* [Task details]
Copy out every line of the records where the string "grid" occurs.

Records that describe figures:

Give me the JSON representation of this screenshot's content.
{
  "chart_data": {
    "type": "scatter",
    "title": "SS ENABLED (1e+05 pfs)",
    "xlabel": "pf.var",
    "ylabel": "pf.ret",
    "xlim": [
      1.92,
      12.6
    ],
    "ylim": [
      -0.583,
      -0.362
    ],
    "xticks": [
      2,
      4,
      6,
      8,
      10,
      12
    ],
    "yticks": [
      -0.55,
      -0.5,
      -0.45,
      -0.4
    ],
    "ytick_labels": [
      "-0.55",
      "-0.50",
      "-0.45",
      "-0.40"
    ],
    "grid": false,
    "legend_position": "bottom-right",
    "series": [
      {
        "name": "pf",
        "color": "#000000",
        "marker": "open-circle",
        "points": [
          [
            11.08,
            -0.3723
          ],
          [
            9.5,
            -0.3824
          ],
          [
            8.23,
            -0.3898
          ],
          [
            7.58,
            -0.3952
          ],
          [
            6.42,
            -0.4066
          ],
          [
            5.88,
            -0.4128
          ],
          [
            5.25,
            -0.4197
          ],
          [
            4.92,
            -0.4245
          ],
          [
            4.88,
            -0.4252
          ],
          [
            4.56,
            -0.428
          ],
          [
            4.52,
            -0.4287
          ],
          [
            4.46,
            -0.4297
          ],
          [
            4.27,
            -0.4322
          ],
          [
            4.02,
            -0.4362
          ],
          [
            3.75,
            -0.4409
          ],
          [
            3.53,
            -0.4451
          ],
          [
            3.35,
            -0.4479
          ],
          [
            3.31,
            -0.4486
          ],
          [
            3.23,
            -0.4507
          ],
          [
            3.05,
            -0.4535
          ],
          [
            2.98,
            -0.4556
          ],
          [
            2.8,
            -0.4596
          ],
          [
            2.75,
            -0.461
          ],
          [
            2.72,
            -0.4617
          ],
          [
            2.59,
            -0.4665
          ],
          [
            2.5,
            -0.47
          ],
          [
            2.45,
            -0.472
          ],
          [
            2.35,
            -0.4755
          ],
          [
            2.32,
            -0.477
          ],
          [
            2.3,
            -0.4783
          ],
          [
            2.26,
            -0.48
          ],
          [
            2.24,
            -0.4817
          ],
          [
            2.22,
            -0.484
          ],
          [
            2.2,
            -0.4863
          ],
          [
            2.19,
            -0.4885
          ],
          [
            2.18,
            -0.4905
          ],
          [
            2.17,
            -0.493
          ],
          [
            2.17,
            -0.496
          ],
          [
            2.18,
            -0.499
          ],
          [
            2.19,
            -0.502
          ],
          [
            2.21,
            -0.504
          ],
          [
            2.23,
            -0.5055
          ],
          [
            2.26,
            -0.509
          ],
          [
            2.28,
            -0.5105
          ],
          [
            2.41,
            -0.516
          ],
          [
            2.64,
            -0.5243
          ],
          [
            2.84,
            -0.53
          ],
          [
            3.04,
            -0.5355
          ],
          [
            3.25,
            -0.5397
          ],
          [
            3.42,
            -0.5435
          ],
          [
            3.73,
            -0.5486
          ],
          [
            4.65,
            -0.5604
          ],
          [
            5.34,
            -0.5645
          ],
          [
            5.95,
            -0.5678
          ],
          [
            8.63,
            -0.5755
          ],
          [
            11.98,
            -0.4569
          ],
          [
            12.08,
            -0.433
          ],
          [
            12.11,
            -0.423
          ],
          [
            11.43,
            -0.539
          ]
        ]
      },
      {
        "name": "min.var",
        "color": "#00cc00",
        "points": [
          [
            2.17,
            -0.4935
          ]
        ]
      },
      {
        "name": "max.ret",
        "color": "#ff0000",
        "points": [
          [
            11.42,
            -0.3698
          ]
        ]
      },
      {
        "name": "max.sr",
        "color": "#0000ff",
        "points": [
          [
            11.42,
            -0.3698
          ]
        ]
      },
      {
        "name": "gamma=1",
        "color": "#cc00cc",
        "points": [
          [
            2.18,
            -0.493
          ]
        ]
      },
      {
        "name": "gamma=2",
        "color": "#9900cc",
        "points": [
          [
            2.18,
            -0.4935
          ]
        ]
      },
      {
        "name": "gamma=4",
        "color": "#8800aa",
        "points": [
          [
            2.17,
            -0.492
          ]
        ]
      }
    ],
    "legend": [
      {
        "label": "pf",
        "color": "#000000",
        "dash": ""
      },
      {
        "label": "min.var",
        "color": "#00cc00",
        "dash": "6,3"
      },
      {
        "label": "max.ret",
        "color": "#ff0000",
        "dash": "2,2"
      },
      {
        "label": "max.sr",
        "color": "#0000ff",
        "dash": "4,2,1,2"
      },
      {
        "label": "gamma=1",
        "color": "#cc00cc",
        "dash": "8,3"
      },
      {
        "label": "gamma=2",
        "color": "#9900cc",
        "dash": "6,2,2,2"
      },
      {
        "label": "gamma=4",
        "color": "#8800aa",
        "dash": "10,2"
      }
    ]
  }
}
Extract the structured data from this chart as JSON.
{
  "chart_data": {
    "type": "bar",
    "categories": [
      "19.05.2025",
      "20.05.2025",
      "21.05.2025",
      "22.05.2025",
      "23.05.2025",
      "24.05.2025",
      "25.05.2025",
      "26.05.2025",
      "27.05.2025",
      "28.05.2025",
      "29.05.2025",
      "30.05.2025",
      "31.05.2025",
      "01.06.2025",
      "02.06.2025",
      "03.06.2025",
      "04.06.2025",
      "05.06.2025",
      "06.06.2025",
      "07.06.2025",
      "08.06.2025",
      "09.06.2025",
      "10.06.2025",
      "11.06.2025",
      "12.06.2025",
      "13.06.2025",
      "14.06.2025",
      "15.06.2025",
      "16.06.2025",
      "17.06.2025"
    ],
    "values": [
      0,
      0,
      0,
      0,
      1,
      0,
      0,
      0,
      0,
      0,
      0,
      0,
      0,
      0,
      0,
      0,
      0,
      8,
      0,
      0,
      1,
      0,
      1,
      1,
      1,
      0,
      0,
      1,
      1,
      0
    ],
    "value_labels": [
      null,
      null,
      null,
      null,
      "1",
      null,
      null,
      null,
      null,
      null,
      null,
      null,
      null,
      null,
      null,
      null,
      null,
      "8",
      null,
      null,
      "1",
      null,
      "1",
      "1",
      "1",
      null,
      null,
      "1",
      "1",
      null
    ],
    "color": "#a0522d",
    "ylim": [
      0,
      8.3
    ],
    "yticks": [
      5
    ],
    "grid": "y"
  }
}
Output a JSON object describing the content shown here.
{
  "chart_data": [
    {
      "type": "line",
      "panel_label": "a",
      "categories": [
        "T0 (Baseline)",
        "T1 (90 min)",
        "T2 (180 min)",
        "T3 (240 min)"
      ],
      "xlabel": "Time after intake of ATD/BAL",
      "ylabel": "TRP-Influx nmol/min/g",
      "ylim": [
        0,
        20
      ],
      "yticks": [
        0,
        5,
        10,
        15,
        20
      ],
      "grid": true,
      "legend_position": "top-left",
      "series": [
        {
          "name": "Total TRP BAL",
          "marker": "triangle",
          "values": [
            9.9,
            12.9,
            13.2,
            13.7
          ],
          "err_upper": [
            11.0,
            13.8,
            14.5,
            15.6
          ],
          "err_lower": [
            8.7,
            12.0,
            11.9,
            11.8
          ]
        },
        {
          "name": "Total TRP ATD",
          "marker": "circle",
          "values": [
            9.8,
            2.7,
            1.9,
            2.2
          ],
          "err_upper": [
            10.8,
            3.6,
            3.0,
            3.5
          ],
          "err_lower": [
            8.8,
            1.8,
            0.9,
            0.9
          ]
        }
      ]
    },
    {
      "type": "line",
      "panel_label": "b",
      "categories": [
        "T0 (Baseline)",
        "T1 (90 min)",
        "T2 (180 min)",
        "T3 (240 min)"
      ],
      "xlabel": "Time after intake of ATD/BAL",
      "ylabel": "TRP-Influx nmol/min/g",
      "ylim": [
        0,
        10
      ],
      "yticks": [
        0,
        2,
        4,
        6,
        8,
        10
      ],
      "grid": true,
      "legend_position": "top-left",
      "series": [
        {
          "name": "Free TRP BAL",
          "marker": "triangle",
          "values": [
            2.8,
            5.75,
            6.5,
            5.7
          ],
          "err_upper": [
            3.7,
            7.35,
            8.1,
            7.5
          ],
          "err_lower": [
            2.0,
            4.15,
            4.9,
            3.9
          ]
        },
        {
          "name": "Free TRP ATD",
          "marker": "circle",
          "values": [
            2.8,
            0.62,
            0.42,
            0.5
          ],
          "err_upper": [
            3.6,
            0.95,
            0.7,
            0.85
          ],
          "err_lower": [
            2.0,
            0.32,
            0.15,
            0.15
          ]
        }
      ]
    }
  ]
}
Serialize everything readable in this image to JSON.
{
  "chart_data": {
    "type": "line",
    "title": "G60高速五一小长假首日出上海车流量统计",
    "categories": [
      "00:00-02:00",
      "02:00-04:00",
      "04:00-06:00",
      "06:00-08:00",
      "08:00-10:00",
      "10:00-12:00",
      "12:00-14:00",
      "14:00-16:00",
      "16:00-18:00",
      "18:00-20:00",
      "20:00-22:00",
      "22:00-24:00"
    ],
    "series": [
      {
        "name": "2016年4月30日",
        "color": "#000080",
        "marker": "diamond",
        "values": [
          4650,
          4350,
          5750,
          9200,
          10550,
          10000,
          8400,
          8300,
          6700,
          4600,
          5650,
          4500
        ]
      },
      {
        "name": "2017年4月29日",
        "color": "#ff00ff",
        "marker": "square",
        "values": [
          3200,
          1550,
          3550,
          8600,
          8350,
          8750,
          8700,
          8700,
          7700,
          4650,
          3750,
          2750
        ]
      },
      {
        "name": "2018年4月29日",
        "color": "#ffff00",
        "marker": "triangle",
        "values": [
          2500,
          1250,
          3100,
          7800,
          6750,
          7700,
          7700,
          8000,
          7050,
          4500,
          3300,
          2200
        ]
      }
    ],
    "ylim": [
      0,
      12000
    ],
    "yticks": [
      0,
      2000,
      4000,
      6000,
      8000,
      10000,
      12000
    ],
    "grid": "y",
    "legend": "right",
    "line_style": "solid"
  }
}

* [Final answer]
    "grid": false,
    "grid": "y"
      "grid": true,
      "grid": true,
    "grid": "y",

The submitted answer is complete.